▸ Document excerpt
## Temporal Difference (TD) Algorithms: Detailed Notes

### Roadmap: Temporal Difference (TD) Algorithms

Here’s an overview of each algorithm to understand their role in reinforcement learning:

1. **TD(0)**: A one-step Temporal Difference method that updates the value function using the immediate reward and next state’s value estimate.
2. **On-policy SARSA**: Learns action values $Q(s, a)$ for a policy by following it; updates are made using the actual actions taken by the policy.
3. **Q-learning**: An off-policy method that learns the optimal action-value function $Q^*(s, a)$, updating based on the maximum future $Q$-value, regardless of the policy followed.
4. **Expected SARSA**: A variation of SARSA that updates using the expected $Q$-value over all actions, weighted by the policy’s action probabilities.
5. **Replay Buffer and Off-policy Learning**: Enables efficient off-policy learning by storing and reusing past experiences to stabilize and enhance training.
6. **Q-learning for Continuous State Spaces**: Extends Q-learning to work with continuous states using function approximators like neural networks.
7. **n-step Returns**: Generalizes TD(0) by considering multi-step returns, balancing bias and variance in updates.
8. **Eligibility Traces**: Maintains a record of visited states to assign credit for rewards to past states/actions, enabling faster learning.
9. **TD($\lambda$)**: Combines n-step returns and eligibility traces into a single framework for more comprehensive credit assignment.

---

### **1. TD(0)**

- **Key Idea**: Update the value of a state after one step by bootstrapping (using the estimated value of the next state).
- **Update Rule**:
  $$
  V(s) \leftarrow V(s) + \alpha \left[ R_{t+1} + \gamma V(s') - V(s) \right]
  $$
- **Example**:
  If you move from state $s$ to $s'$ with a reward $R_{t+1} = 5$ and a discount factor $\gamma = 0.9$, TD(0) adjusts $V(s)$ toward $5 + 0.9 \cdot V(s')$.

---

### **2. On-policy SARSA**

- **Key Idea**: Learn $Q(s, a)$ by following the current policy and updating $Q$-values based on the actions actually taken.

▸ Provided data

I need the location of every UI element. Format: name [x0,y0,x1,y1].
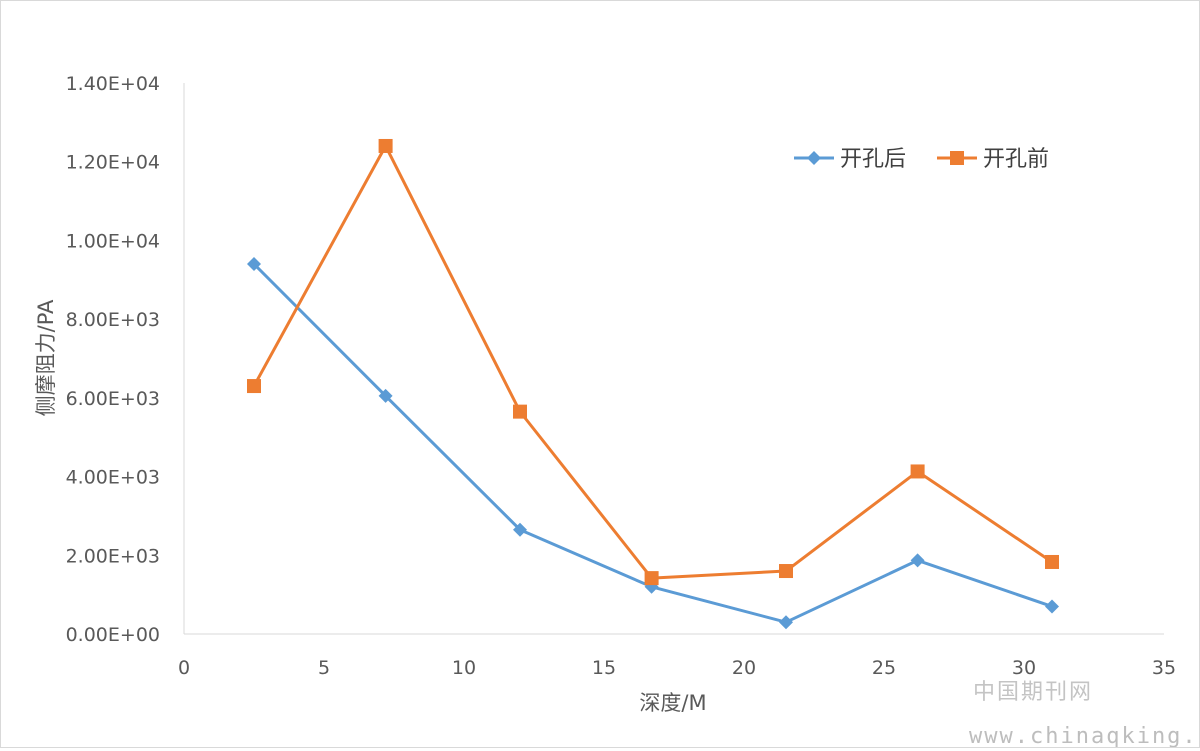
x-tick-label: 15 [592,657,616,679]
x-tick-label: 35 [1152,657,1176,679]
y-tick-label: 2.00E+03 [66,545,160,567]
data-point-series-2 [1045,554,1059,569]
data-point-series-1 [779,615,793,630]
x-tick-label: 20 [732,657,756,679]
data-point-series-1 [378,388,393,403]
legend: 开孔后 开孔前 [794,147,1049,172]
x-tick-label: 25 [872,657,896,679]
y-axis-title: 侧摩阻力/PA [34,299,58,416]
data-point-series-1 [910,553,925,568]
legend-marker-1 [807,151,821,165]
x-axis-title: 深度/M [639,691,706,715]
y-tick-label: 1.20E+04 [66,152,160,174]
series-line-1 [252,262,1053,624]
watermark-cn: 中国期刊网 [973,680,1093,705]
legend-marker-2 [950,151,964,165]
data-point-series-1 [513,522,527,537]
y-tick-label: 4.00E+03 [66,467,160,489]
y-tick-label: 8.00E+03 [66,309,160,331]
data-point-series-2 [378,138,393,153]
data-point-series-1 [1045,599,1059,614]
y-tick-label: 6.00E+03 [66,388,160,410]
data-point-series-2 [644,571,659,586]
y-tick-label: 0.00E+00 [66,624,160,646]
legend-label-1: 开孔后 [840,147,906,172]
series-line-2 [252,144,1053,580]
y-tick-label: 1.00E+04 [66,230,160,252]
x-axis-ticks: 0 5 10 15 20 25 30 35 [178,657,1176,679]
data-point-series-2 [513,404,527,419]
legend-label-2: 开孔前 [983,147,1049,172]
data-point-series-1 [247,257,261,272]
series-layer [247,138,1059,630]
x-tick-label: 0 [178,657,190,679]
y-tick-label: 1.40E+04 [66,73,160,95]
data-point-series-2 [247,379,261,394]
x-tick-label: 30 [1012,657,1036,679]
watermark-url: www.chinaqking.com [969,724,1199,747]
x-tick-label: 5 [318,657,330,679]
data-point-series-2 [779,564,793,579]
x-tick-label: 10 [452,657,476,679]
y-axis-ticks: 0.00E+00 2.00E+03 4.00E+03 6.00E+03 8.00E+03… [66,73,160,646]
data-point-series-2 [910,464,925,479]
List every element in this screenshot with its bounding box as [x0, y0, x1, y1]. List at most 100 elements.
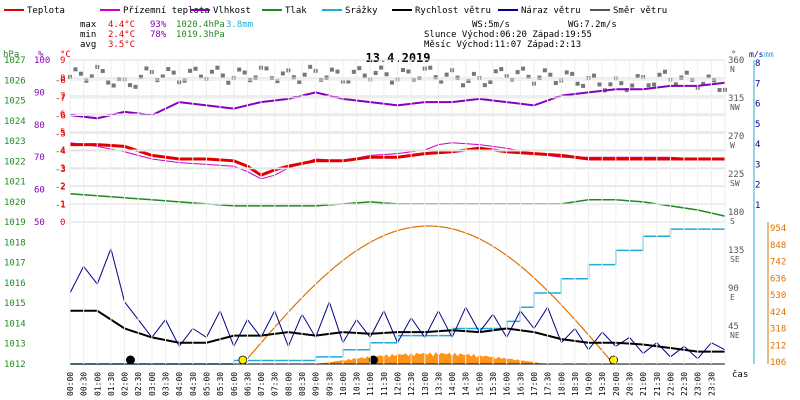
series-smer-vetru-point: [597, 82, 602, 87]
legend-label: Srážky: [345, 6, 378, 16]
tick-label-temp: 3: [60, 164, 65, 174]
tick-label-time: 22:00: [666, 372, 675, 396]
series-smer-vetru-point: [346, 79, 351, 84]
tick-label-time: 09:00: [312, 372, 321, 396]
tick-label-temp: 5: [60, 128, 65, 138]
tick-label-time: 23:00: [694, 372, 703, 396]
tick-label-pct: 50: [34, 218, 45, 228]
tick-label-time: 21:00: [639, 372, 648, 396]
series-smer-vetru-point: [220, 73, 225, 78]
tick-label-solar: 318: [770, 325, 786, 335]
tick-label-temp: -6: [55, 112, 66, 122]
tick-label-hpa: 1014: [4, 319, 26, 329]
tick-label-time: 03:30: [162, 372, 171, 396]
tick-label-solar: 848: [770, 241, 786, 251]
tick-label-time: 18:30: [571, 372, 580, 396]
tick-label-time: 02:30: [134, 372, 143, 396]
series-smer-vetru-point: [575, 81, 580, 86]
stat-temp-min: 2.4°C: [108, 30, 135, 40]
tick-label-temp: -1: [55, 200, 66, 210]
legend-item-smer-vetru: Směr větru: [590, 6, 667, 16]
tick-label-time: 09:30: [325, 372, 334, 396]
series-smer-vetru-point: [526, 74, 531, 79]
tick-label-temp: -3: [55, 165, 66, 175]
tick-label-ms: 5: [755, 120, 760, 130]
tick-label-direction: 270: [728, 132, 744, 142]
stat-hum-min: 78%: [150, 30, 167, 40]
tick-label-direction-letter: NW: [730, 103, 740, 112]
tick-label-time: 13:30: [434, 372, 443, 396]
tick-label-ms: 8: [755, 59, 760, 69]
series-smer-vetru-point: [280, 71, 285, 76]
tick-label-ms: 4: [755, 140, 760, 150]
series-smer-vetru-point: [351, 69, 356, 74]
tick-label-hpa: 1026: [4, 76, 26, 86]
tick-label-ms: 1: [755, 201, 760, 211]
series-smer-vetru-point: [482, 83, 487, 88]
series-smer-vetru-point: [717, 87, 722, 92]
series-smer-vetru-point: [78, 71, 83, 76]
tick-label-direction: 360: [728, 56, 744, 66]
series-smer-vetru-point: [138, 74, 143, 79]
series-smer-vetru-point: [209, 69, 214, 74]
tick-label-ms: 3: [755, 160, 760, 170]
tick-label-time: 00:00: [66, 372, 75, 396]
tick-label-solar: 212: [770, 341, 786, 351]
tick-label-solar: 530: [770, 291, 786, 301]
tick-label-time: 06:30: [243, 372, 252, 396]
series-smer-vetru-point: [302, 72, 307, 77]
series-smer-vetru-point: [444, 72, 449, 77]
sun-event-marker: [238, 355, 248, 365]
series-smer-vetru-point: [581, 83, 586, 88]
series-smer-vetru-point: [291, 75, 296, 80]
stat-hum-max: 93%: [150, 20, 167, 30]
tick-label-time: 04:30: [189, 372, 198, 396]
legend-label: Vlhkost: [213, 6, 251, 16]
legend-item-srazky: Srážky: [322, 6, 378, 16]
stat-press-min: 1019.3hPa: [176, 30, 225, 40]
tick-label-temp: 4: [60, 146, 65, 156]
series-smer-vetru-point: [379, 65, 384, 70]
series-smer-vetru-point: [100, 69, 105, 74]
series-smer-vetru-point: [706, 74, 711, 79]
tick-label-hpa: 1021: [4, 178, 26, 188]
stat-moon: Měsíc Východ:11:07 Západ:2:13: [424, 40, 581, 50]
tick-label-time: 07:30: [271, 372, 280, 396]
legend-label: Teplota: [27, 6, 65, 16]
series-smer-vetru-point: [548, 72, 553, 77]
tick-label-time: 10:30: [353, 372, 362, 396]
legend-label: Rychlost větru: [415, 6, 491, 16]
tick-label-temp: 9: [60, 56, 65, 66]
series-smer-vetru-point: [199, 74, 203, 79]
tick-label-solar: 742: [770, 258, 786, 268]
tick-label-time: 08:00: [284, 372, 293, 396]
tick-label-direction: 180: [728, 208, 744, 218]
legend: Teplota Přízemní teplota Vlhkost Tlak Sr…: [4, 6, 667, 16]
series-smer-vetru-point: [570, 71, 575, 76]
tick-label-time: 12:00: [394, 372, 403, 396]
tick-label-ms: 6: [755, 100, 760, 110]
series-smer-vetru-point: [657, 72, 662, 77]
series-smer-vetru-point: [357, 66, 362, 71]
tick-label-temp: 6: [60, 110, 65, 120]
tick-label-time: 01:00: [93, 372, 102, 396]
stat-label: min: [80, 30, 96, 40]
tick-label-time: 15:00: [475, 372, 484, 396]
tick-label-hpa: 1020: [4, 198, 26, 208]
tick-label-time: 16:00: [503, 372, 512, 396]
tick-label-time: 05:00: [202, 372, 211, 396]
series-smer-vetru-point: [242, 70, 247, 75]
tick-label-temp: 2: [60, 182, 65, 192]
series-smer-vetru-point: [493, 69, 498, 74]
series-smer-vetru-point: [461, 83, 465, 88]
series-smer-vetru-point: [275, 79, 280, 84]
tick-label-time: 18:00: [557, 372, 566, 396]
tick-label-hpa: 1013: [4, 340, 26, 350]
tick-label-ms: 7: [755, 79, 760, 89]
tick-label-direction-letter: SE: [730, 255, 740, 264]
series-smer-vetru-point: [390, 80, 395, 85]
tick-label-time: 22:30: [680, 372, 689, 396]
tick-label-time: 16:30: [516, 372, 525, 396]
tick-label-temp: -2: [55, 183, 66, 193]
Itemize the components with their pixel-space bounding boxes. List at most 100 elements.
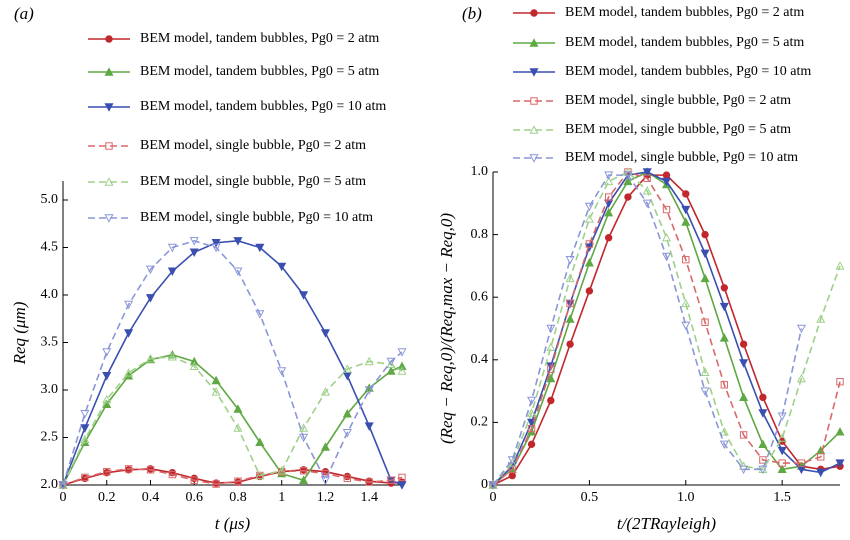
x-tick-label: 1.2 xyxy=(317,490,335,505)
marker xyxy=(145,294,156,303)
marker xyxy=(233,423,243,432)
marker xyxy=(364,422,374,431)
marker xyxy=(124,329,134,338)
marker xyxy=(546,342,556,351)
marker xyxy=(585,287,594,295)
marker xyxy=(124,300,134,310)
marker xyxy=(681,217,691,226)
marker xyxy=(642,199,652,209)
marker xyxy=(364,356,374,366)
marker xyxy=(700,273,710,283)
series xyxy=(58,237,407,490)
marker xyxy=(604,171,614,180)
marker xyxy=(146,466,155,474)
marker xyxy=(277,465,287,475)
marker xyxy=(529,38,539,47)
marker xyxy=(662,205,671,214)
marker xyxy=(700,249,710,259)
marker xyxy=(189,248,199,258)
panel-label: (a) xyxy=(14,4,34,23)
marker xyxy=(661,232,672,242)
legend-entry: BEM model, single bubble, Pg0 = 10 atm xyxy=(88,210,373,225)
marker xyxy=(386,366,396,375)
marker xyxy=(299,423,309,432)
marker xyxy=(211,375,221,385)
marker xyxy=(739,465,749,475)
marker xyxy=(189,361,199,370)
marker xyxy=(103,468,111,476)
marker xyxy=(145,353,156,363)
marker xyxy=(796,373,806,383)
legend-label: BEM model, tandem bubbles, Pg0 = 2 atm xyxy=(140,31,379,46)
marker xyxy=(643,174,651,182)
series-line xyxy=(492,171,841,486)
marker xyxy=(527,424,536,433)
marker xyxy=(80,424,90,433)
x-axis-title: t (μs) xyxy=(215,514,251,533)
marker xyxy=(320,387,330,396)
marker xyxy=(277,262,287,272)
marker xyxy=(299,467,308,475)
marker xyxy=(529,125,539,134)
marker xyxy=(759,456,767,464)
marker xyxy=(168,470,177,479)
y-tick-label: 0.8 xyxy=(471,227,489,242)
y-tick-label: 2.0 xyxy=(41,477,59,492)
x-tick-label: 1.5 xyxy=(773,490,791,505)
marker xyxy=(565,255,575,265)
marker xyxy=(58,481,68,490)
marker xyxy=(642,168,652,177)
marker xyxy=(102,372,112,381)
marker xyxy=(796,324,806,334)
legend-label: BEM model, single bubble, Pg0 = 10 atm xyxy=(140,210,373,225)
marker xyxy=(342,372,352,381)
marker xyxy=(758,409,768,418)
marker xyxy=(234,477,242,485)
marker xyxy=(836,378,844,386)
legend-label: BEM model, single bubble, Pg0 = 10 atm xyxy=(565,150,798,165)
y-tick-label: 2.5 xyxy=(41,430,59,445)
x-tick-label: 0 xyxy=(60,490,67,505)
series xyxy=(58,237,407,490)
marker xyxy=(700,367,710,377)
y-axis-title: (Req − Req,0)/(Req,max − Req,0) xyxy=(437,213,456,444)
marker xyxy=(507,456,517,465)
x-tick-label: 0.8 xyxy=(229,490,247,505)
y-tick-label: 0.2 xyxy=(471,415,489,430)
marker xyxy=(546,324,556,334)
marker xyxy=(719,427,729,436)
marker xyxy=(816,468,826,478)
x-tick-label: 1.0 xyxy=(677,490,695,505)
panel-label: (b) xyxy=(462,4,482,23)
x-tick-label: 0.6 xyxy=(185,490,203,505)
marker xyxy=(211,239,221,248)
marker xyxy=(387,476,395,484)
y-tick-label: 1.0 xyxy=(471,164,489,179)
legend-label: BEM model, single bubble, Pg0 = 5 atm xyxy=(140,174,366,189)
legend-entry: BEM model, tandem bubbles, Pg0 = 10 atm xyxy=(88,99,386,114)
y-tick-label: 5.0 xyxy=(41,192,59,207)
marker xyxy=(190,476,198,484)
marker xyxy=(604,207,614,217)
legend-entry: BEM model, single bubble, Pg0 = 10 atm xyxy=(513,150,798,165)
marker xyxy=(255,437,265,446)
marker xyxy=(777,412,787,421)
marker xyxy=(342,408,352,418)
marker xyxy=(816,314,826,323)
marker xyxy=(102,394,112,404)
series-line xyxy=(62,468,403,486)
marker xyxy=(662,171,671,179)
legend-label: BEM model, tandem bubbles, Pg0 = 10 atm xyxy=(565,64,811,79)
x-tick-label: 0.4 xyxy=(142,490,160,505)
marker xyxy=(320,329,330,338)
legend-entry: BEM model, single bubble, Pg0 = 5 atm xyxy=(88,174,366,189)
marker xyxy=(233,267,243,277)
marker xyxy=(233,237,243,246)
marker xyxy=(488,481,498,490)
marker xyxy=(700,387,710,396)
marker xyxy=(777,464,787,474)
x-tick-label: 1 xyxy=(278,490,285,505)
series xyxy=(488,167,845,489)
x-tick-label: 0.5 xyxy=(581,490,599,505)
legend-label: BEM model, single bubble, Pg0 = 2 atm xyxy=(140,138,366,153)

▸ List of tasks
(a) Answer these about the notes on temporal difference algorithms:
(i) In the TD(0) example with a reward of 5 and a discount factor of 0.9, toward what value does TD(0) adjust V(s)?
(ii) What does Expected SARSA use for its updates?
(iii) What do eligibility traces keep a record of?
(b) Recast the lines of the listing from the line with "series-smer-vetru-point: [597, 82, 602, 87]" through the line with "tick-label-time: 09:00: [312, 372, 321, 396]" as a numbered list, leaving out any blank lines.
The listing has no connection to the notes on temporal difference algorithms.

▸ Responses by task
(a)
(i) 5 + 0.9 · V(s')
(ii) The expected Q-value over all actions, weighted by the policy's action probabilities.
(iii) Visited states.

(b)
1. series-smer-vetru-point: [597, 82, 602, 87]
2. legend-label: Srážky: [345, 6, 378, 16]
3. tick-label-temp: 3: [60, 164, 65, 174]
4. tick-label-time: 22:00: [666, 372, 675, 396]
5. series-smer-vetru-point: [346, 79, 351, 84]
6. tick-label-time: 09:00: [312, 372, 321, 396]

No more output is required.